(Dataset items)
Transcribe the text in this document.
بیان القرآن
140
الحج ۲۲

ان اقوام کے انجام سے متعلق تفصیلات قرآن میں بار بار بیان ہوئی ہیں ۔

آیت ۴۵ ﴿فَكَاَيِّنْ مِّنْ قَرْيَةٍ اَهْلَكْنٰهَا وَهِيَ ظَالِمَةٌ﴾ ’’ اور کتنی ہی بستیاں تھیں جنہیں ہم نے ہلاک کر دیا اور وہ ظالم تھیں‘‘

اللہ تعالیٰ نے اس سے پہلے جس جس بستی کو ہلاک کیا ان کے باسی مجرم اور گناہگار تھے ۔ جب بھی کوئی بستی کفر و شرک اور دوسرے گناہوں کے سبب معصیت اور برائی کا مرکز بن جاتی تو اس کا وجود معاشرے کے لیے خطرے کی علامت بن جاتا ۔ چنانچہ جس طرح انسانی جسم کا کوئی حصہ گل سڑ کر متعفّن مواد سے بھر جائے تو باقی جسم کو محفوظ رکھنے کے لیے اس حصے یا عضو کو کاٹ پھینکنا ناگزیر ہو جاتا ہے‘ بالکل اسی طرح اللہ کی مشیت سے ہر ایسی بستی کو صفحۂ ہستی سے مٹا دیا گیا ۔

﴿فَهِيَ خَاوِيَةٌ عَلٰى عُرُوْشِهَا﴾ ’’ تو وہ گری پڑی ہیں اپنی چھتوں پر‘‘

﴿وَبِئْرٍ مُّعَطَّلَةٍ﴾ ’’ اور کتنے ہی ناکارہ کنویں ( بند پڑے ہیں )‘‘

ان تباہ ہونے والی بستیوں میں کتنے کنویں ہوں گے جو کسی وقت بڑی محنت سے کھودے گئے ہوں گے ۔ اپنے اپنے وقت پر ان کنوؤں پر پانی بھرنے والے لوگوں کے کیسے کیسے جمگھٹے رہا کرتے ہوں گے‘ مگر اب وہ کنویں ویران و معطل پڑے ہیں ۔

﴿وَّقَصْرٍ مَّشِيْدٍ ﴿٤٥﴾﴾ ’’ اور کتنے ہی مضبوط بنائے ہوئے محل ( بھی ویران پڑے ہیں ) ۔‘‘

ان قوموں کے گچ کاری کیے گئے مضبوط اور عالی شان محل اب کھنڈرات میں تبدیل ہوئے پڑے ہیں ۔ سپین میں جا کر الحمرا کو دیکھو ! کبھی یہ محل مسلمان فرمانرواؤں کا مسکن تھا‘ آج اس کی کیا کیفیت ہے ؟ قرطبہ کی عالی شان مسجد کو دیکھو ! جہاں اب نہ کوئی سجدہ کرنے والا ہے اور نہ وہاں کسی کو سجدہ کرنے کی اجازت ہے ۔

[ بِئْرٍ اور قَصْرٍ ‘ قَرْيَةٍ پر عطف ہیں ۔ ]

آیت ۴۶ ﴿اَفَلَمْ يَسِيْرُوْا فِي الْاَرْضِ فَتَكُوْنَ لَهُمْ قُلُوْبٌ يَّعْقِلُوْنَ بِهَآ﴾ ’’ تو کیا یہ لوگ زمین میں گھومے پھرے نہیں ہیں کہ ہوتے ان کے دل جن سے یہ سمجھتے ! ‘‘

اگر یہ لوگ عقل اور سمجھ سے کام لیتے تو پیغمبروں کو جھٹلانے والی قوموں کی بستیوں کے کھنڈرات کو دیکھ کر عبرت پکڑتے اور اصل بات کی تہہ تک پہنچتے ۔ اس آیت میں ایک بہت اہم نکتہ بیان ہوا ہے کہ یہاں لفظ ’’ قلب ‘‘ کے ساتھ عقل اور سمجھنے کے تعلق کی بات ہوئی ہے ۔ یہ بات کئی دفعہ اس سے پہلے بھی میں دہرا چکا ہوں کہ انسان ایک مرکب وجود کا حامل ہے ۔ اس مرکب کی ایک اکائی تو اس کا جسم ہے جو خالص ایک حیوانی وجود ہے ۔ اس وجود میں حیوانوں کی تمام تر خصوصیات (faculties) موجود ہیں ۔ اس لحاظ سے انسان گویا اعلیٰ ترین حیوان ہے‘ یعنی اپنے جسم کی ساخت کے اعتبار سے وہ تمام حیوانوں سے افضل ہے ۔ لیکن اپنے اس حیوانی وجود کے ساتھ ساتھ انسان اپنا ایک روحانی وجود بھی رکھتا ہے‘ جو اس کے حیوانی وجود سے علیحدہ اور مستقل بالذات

* WORK TO BE COMPLETED *
Set down all of the data above, word for word.

* RESULT *
Transcribe the text in this document.
بیان القرآن
140
الحج ۲۲

ان اقوام کے انجام سے متعلق تفصیلات قرآن میں بار بار بیان ہوئی ہیں ۔

آیت ۴۵ ﴿فَكَاَيِّنْ مِّنْ قَرْيَةٍ اَهْلَكْنٰهَا وَهِيَ ظَالِمَةٌ﴾ ’’ اور کتنی ہی بستیاں تھیں جنہیں ہم نے ہلاک کر دیا اور وہ ظالم تھیں‘‘

اللہ تعالیٰ نے اس سے پہلے جس جس بستی کو ہلاک کیا ان کے باسی مجرم اور گناہگار تھے ۔ جب بھی کوئی بستی کفر و شرک اور دوسرے گناہوں کے سبب معصیت اور برائی کا مرکز بن جاتی تو اس کا وجود معاشرے کے لیے خطرے کی علامت بن جاتا ۔ چنانچہ جس طرح انسانی جسم کا کوئی حصہ گل سڑ کر متعفّن مواد سے بھر جائے تو باقی جسم کو محفوظ رکھنے کے لیے اس حصے یا عضو کو کاٹ پھینکنا ناگزیر ہو جاتا ہے‘ بالکل اسی طرح اللہ کی مشیت سے ہر ایسی بستی کو صفحۂ ہستی سے مٹا دیا گیا ۔

﴿فَهِيَ خَاوِيَةٌ عَلٰى عُرُوْشِهَا﴾ ’’ تو وہ گری پڑی ہیں اپنی چھتوں پر‘‘

﴿وَبِئْرٍ مُّعَطَّلَةٍ﴾ ’’ اور کتنے ہی ناکارہ کنویں ( بند پڑے ہیں )‘‘

ان تباہ ہونے والی بستیوں میں کتنے کنویں ہوں گے جو کسی وقت بڑی محنت سے کھودے گئے ہوں گے ۔ اپنے اپنے وقت پر ان کنوؤں پر پانی بھرنے والے لوگوں کے کیسے کیسے جمگھٹے رہا کرتے ہوں گے‘ مگر اب وہ کنویں ویران و معطل پڑے ہیں ۔

﴿وَّقَصْرٍ مَّشِيْدٍ ﴿٤٥﴾﴾ ’’ اور کتنے ہی مضبوط بنائے ہوئے محل ( بھی ویران پڑے ہیں ) ۔‘‘

ان قوموں کے گچ کاری کیے گئے مضبوط اور عالی شان محل اب کھنڈرات میں تبدیل ہوئے پڑے ہیں ۔ سپین میں جا کر الحمرا کو دیکھو ! کبھی یہ محل مسلمان فرمانرواؤں کا مسکن تھا‘ آج اس کی کیا کیفیت ہے ؟ قرطبہ کی عالی شان مسجد کو دیکھو ! جہاں اب نہ کوئی سجدہ کرنے والا ہے اور نہ وہاں کسی کو سجدہ کرنے کی اجازت ہے ۔

[ بِئْرٍ اور قَصْرٍ ‘ قَرْيَةٍ پر عطف ہیں ۔ ]

آیت ۴۶ ﴿اَفَلَمْ يَسِيْرُوْا فِي الْاَرْضِ فَتَكُوْنَ لَهُمْ قُلُوْبٌ يَّعْقِلُوْنَ بِهَآ﴾ ’’ تو کیا یہ لوگ زمین میں گھومے پھرے نہیں ہیں کہ ہوتے ان کے دل جن سے یہ سمجھتے ! ‘‘

اگر یہ لوگ عقل اور سمجھ سے کام لیتے تو پیغمبروں کو جھٹلانے والی قوموں کی بستیوں کے کھنڈرات کو دیکھ کر عبرت پکڑتے اور اصل بات کی تہہ تک پہنچتے ۔ اس آیت میں ایک بہت اہم نکتہ بیان ہوا ہے کہ یہاں لفظ ’’ قلب ‘‘ کے ساتھ عقل اور سمجھنے کے تعلق کی بات ہوئی ہے ۔ یہ بات کئی دفعہ اس سے پہلے بھی میں دہرا چکا ہوں کہ انسان ایک مرکب وجود کا حامل ہے ۔ اس مرکب کی ایک اکائی تو اس کا جسم ہے جو خالص ایک حیوانی وجود ہے ۔ اس وجود میں حیوانوں کی تمام تر خصوصیات (faculties) موجود ہیں ۔ اس لحاظ سے انسان گویا اعلیٰ ترین حیوان ہے‘ یعنی اپنے جسم کی ساخت کے اعتبار سے وہ تمام حیوانوں سے افضل ہے ۔ لیکن اپنے اس حیوانی وجود کے ساتھ ساتھ انسان اپنا ایک روحانی وجود بھی رکھتا ہے‘ جو اس کے حیوانی وجود سے علیحدہ اور مستقل بالذات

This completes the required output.